Work to be completed: Count every line in the entries that follow where the word "مجموعة" appears, then state only the total.

* begin Exercise material *

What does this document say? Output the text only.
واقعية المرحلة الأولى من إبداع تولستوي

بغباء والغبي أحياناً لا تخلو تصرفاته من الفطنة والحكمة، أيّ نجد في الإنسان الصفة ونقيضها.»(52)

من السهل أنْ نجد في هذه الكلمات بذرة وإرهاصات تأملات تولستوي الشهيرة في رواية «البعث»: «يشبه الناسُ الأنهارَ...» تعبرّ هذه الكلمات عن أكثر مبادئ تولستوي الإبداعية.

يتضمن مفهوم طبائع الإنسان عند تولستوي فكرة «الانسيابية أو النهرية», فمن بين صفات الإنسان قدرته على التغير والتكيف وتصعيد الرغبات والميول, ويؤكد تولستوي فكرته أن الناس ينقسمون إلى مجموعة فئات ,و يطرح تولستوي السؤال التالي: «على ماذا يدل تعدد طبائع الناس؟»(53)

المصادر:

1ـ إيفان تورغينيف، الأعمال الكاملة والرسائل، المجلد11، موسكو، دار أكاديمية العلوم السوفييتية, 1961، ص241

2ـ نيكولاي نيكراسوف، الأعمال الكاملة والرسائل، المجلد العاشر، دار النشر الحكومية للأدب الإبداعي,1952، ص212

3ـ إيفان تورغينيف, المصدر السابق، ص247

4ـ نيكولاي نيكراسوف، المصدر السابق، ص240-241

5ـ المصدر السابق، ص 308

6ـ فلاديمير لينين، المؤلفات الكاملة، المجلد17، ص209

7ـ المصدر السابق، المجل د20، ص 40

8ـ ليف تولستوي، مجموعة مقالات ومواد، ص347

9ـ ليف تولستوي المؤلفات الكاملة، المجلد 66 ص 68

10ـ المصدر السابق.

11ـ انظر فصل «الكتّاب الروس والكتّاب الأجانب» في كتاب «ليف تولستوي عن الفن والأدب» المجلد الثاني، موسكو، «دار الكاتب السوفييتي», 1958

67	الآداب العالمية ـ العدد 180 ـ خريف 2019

* end Exercise material *

Solution: 2